• [WHAT TO PRODUCE]
Collect all the lines that mention the word "Failure".

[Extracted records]

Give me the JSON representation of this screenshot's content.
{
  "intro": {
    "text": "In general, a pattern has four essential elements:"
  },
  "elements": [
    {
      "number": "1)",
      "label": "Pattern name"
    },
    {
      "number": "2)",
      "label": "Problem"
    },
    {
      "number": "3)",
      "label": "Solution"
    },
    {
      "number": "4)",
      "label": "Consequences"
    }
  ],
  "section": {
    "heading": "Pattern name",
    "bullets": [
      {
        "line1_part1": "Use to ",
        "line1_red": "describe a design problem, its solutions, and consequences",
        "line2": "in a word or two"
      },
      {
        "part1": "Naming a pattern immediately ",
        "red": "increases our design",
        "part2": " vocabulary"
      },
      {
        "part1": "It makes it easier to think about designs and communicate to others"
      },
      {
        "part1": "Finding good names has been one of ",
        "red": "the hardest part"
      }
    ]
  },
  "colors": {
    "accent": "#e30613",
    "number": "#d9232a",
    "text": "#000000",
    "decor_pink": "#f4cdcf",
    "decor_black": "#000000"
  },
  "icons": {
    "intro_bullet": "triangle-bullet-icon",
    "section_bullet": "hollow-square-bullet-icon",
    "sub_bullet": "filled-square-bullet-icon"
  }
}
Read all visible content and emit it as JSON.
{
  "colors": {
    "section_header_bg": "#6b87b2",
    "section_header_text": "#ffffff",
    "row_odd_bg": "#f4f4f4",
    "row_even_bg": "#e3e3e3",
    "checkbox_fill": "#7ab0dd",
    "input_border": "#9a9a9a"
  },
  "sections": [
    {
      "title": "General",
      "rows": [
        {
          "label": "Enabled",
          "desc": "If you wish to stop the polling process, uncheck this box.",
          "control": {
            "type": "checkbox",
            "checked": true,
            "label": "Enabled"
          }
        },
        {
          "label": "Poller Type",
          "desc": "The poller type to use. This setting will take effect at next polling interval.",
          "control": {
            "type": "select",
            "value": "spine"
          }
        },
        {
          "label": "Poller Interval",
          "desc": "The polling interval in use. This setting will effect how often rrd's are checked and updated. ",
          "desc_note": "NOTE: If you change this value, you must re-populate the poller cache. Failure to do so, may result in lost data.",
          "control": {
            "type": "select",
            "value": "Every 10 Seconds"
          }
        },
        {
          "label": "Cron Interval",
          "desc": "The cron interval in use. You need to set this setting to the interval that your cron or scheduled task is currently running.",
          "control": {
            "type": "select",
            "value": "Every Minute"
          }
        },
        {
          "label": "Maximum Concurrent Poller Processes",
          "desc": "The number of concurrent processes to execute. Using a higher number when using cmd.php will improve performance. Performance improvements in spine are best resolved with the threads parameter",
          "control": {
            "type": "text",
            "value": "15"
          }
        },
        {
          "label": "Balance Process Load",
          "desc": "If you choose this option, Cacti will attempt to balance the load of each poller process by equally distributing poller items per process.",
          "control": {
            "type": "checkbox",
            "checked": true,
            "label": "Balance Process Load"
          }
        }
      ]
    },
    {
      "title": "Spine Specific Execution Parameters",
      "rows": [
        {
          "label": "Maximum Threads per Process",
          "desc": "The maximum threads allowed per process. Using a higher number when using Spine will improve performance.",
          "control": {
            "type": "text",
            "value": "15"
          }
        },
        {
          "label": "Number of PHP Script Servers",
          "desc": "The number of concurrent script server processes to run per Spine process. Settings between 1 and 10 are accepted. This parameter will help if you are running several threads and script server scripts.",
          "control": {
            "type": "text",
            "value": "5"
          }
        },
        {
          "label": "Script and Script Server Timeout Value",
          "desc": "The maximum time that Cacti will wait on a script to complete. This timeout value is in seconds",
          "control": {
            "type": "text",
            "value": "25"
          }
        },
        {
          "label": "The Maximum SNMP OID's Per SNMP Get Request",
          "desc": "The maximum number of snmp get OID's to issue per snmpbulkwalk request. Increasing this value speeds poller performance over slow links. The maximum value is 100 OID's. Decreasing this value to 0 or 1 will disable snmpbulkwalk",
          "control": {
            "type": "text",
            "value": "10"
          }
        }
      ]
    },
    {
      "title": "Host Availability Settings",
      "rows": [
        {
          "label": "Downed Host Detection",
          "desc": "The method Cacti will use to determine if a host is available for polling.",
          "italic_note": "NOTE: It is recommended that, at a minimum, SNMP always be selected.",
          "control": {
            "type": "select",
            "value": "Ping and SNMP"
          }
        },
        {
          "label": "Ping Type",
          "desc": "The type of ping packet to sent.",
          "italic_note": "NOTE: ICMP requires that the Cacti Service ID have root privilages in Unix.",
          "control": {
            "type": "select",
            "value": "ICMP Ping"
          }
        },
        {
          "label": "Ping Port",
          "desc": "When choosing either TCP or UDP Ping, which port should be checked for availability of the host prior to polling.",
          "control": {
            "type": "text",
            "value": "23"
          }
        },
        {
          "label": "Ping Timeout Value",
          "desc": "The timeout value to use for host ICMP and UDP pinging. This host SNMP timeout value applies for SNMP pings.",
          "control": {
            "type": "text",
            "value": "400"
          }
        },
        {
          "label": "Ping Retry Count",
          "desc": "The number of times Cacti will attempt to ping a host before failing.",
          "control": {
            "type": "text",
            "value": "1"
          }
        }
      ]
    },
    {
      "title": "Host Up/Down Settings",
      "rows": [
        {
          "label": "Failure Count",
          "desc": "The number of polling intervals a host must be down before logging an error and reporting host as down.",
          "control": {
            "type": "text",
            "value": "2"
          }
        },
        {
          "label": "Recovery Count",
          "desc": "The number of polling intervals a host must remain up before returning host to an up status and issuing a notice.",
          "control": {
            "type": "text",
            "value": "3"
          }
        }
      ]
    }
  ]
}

• [FINISHED EXERCISE]
          "desc_note": "NOTE: If you change this value, you must re-populate the poller cache. Failure to do so, may result in lost data.",
          "label": "Failure Count",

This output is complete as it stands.